Stored dataset items
-- start --

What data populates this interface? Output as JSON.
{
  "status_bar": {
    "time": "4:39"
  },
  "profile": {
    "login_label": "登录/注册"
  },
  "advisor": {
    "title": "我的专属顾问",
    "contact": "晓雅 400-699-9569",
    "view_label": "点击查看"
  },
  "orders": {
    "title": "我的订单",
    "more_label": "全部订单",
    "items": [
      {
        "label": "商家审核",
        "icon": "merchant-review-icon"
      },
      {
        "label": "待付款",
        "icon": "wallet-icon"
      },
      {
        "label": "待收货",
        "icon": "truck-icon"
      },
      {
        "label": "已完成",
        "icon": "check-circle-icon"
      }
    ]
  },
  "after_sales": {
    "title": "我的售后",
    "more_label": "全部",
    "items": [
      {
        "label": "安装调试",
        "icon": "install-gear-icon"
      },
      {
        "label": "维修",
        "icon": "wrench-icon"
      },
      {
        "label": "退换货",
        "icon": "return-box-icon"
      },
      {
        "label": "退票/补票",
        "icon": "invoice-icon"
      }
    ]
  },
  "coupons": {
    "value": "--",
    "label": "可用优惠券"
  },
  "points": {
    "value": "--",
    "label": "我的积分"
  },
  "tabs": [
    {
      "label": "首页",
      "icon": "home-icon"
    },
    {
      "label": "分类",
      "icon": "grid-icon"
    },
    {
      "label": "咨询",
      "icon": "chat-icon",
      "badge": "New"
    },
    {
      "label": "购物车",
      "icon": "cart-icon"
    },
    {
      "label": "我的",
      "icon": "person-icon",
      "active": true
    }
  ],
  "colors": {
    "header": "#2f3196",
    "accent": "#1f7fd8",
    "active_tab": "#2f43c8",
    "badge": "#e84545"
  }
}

-- end --

## Work to complete
Reproduce every line of the material above exactly.

## Complete output
What data populates this interface? Output as JSON.
{
  "status_bar": {
    "time": "4:39"
  },
  "profile": {
    "login_label": "登录/注册"
  },
  "advisor": {
    "title": "我的专属顾问",
    "contact": "晓雅 400-699-9569",
    "view_label": "点击查看"
  },
  "orders": {
    "title": "我的订单",
    "more_label": "全部订单",
    "items": [
      {
        "label": "商家审核",
        "icon": "merchant-review-icon"
      },
      {
        "label": "待付款",
        "icon": "wallet-icon"
      },
      {
        "label": "待收货",
        "icon": "truck-icon"
      },
      {
        "label": "已完成",
        "icon": "check-circle-icon"
      }
    ]
  },
  "after_sales": {
    "title": "我的售后",
    "more_label": "全部",
    "items": [
      {
        "label": "安装调试",
        "icon": "install-gear-icon"
      },
      {
        "label": "维修",
        "icon": "wrench-icon"
      },
      {
        "label": "退换货",
        "icon": "return-box-icon"
      },
      {
        "label": "退票/补票",
        "icon": "invoice-icon"
      }
    ]
  },
  "coupons": {
    "value": "--",
    "label": "可用优惠券"
  },
  "points": {
    "value": "--",
    "label": "我的积分"
  },
  "tabs": [
    {
      "label": "首页",
      "icon": "home-icon"
    },
    {
      "label": "分类",
      "icon": "grid-icon"
    },
    {
      "label": "咨询",
      "icon": "chat-icon",
      "badge": "New"
    },
    {
      "label": "购物车",
      "icon": "cart-icon"
    },
    {
      "label": "我的",
      "icon": "person-icon",
      "active": true
    }
  ],
  "colors": {
    "header": "#2f3196",
    "accent": "#1f7fd8",
    "active_tab": "#2f43c8",
    "badge": "#e84545"
  }
}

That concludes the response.